_Problem to work on_:
Count how many lines mention the word "height". Write that number alone.

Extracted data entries
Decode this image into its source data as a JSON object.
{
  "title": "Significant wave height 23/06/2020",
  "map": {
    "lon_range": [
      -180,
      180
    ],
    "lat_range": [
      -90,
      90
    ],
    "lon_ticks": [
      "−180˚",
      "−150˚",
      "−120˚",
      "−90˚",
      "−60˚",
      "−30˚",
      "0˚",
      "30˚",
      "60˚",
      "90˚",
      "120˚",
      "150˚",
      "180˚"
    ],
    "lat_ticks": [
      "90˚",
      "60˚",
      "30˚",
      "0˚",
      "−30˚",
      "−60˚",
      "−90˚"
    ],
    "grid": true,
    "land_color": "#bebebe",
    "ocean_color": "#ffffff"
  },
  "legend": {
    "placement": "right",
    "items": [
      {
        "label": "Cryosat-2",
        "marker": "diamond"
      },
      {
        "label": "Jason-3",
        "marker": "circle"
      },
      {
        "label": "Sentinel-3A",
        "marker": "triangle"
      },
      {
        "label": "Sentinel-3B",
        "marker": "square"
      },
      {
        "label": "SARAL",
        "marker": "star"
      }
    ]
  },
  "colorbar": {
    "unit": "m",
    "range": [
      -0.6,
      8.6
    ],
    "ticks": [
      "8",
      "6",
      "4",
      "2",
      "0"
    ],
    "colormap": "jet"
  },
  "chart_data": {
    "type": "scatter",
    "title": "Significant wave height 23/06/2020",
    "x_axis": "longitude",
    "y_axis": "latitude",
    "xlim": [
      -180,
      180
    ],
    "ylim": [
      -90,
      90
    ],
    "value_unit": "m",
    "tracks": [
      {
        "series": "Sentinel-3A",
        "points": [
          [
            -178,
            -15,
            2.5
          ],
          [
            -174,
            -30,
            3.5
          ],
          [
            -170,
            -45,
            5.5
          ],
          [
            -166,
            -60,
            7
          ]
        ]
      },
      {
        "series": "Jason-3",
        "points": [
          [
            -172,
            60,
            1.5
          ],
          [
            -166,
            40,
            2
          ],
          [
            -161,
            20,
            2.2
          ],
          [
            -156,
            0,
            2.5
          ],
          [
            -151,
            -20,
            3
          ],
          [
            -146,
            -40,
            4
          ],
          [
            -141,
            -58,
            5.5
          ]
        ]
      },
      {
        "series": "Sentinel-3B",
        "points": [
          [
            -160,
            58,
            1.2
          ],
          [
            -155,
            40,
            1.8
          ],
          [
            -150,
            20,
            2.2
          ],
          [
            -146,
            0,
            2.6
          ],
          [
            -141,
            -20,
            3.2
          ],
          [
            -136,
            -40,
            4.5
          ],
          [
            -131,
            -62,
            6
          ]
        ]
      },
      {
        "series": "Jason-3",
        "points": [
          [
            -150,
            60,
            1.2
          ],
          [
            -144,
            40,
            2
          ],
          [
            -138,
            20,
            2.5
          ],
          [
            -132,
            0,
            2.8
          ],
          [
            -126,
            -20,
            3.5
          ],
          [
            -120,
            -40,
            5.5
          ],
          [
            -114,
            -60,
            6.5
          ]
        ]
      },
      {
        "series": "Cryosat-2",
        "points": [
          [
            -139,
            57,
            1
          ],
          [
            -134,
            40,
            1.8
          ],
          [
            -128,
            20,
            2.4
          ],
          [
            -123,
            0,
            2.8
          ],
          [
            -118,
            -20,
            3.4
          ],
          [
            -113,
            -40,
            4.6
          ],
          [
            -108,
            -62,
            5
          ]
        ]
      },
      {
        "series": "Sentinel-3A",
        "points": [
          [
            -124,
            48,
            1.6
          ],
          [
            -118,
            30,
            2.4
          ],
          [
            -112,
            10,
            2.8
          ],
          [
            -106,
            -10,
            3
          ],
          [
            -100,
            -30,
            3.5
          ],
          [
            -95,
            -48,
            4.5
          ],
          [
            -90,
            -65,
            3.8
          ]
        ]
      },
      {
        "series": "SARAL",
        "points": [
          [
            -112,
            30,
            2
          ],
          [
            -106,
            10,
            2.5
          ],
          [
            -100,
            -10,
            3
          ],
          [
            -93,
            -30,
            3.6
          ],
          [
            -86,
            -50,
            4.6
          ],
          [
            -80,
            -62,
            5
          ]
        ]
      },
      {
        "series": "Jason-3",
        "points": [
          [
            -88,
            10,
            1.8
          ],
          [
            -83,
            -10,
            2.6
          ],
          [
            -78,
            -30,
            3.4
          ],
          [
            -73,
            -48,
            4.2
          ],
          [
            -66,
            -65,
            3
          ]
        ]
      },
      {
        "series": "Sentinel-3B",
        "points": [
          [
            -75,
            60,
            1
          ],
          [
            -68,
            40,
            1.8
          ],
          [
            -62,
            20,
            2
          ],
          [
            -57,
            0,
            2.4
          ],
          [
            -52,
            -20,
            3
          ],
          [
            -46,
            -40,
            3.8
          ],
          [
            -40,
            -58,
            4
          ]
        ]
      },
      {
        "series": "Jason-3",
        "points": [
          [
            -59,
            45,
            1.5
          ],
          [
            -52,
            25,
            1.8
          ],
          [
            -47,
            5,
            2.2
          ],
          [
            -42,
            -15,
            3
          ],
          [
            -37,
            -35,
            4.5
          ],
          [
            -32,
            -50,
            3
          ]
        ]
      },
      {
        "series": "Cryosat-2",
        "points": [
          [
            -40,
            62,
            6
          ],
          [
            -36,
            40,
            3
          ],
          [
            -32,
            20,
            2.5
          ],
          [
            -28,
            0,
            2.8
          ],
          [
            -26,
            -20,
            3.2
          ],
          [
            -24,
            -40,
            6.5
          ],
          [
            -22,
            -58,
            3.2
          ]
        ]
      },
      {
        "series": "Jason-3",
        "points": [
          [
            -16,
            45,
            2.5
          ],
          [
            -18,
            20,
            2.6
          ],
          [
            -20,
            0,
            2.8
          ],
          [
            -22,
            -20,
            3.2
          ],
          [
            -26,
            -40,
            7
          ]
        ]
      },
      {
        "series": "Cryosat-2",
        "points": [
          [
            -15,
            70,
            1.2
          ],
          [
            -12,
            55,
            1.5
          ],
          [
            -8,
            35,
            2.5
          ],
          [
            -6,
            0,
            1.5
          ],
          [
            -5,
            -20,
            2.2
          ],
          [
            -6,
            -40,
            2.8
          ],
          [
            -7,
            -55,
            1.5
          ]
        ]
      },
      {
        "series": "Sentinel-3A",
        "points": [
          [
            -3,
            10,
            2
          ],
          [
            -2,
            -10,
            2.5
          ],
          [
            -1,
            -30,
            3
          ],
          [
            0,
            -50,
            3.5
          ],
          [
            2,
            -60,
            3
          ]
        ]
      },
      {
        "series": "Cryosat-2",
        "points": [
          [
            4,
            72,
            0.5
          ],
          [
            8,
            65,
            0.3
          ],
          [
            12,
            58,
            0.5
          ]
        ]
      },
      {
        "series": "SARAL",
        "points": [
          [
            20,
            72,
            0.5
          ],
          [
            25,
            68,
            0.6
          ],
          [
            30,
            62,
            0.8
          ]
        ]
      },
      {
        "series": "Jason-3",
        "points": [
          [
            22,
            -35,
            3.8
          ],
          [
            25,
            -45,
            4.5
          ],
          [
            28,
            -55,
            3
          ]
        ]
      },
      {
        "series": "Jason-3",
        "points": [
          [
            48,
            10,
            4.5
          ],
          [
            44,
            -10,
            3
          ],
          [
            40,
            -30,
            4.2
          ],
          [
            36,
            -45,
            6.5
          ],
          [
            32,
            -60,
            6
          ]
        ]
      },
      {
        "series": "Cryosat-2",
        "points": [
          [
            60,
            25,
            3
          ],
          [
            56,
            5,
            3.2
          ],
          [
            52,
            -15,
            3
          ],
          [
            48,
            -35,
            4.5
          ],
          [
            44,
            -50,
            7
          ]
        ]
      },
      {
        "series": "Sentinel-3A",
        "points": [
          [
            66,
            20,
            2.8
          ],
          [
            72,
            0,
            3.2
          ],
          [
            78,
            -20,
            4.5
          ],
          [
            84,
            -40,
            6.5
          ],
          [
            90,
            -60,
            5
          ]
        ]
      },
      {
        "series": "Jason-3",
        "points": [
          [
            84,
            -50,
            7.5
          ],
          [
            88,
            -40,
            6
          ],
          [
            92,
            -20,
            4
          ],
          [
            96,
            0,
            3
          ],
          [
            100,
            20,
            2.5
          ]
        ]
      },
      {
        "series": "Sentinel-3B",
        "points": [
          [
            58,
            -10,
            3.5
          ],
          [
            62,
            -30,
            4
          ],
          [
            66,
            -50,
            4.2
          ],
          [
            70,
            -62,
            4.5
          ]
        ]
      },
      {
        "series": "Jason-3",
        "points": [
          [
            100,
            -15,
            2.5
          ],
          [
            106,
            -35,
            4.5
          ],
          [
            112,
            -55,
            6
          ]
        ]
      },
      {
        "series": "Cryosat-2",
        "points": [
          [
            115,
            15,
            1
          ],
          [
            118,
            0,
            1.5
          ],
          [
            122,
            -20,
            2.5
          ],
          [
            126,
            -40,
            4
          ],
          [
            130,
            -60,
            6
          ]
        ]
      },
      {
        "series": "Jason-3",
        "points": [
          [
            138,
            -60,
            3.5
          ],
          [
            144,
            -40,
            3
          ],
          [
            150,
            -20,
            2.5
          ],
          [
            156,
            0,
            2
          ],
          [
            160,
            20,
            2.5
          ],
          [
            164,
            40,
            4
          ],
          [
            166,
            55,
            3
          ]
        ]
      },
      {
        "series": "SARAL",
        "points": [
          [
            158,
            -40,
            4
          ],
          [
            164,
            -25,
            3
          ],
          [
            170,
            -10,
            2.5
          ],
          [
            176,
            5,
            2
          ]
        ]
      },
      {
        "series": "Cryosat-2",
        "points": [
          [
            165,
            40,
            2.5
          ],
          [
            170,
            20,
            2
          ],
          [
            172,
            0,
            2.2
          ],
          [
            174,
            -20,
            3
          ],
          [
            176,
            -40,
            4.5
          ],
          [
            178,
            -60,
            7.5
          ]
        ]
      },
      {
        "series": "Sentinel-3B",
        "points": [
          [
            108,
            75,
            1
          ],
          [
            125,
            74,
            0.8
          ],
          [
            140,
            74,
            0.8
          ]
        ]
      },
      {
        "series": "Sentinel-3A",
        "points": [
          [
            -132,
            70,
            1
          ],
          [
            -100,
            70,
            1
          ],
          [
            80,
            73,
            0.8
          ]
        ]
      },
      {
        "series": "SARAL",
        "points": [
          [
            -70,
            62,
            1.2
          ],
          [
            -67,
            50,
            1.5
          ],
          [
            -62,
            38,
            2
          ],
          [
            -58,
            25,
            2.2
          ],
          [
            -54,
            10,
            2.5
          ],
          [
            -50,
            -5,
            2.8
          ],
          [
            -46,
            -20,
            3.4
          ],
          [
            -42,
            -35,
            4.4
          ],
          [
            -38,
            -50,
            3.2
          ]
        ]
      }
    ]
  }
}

_Response_:
2